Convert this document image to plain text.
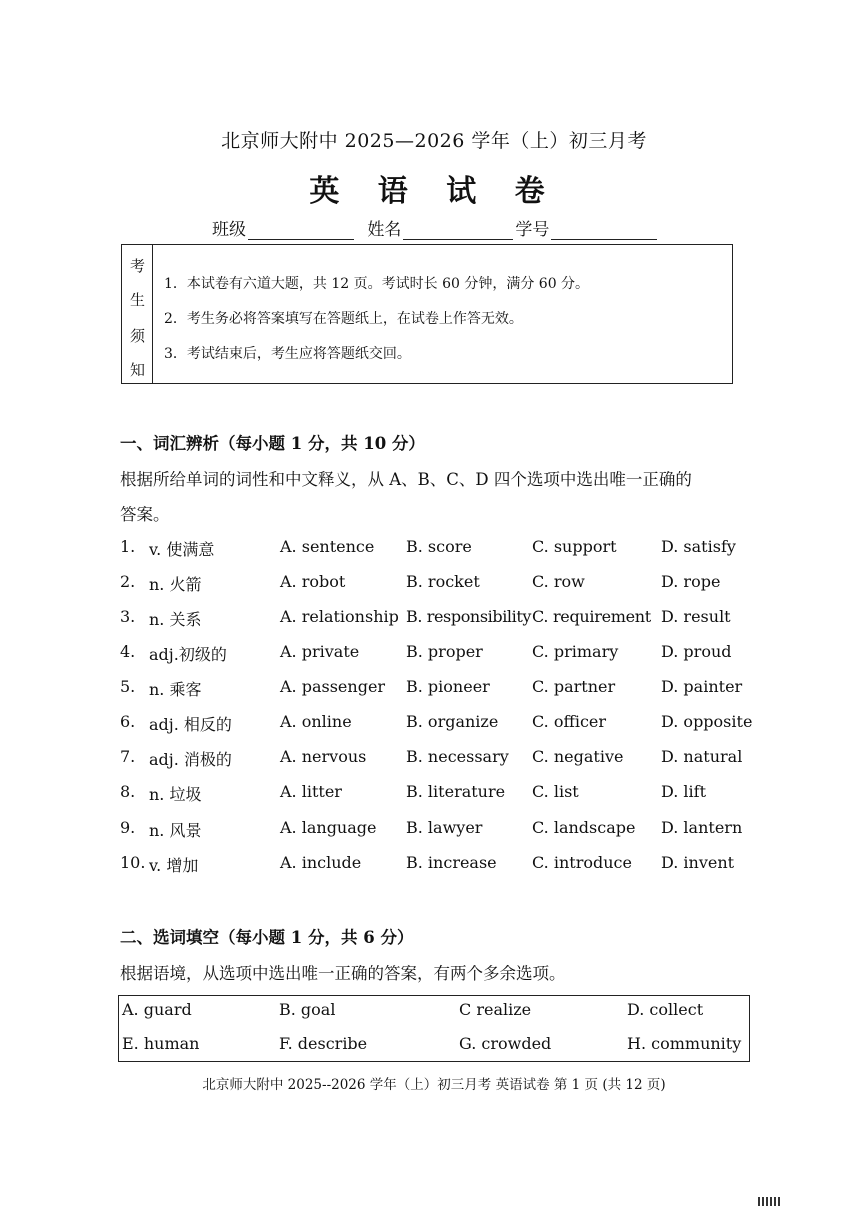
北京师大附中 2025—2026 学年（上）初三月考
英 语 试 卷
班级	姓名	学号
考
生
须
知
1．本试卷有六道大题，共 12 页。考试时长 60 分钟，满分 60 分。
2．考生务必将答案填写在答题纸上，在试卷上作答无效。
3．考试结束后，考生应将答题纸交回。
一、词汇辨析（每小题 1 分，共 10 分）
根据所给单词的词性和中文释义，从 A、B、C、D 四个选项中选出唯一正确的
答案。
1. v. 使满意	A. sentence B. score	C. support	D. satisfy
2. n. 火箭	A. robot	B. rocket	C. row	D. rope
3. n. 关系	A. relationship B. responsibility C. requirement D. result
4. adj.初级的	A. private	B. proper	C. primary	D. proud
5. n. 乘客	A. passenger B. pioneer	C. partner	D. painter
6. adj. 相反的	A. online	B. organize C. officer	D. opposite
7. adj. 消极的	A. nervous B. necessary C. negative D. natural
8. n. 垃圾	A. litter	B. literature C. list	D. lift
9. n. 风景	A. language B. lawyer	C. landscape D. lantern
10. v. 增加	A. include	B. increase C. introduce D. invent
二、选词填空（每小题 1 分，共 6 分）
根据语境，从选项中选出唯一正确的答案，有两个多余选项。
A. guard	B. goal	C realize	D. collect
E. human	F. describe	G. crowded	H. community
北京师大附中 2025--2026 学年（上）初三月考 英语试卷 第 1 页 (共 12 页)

========================================

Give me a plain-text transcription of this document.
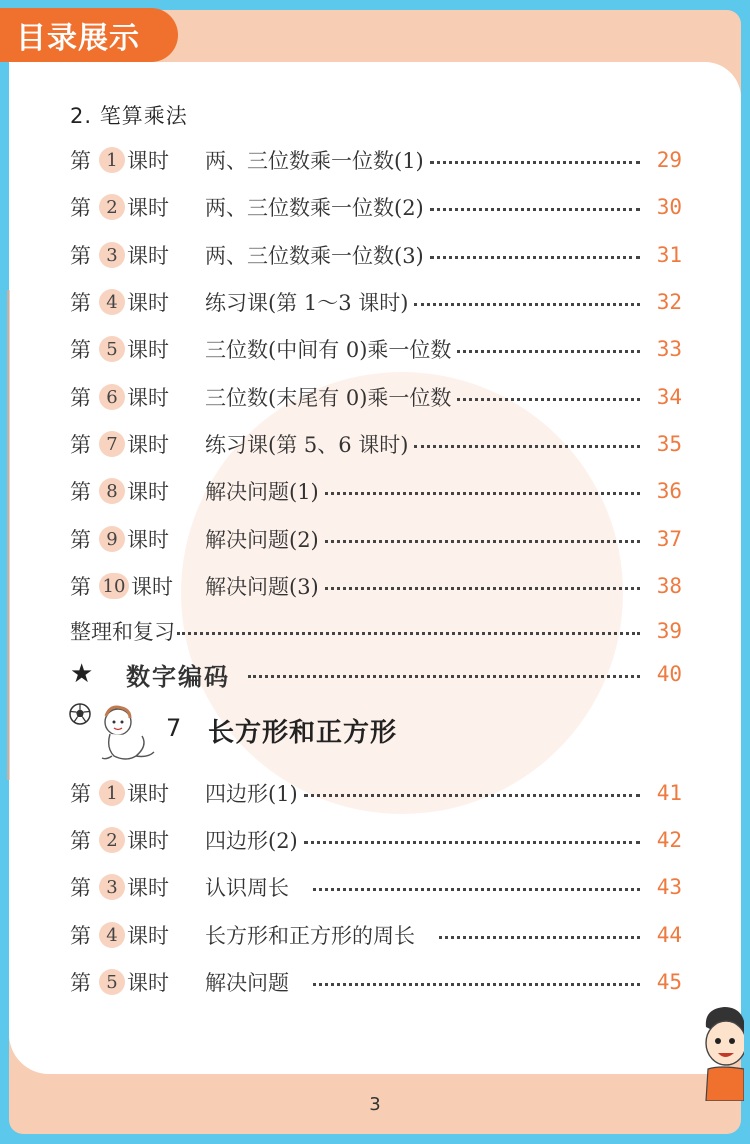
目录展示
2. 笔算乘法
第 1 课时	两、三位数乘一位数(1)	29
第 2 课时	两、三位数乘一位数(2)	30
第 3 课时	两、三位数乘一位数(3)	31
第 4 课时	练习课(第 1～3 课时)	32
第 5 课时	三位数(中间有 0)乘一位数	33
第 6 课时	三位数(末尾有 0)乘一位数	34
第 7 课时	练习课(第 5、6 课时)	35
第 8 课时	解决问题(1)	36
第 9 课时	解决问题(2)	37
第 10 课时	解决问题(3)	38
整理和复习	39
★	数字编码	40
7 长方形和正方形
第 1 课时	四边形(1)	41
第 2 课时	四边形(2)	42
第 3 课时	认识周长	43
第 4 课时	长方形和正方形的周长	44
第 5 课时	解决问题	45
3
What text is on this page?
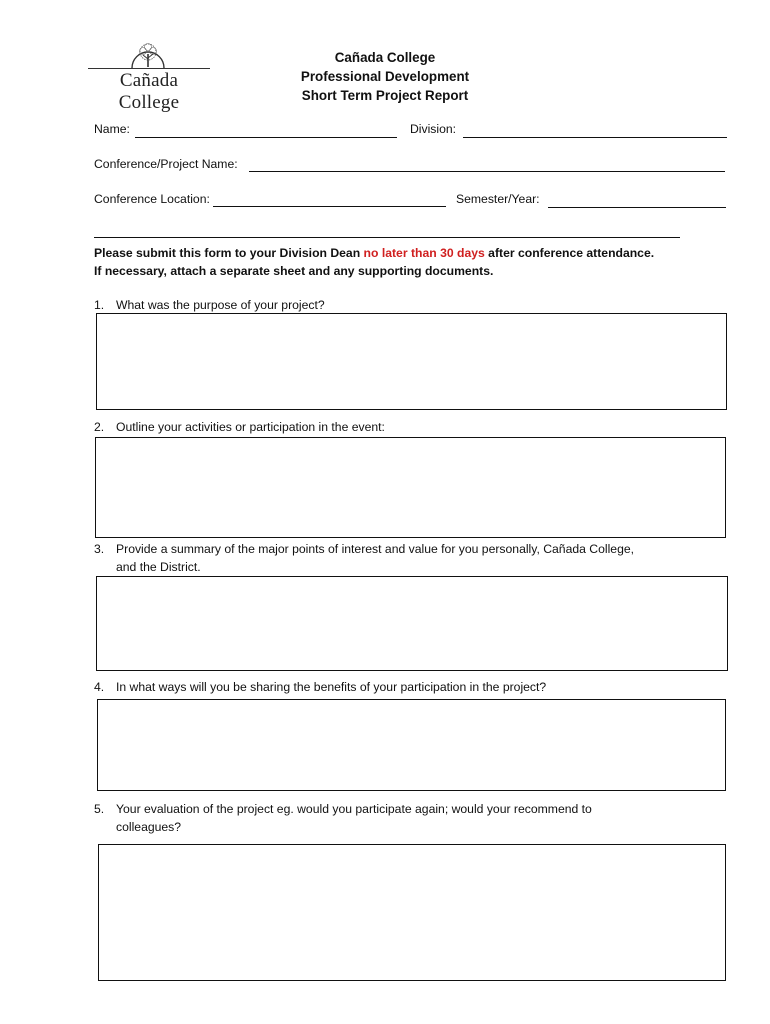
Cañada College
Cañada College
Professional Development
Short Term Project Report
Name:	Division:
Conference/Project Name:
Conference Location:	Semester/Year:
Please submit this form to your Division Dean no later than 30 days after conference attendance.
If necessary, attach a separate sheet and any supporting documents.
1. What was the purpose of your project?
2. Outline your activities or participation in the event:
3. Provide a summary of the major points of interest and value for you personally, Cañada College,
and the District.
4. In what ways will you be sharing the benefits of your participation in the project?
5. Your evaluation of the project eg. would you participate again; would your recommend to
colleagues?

========================================

Objective. Pull every line containing "北京师大附中" out of the data above.

Written answer.
北京师大附中 2025—2026 学年（上）初三月考
北京师大附中 2025--2026 学年（上）初三月考 英语试卷 第 1 页 (共 12 页)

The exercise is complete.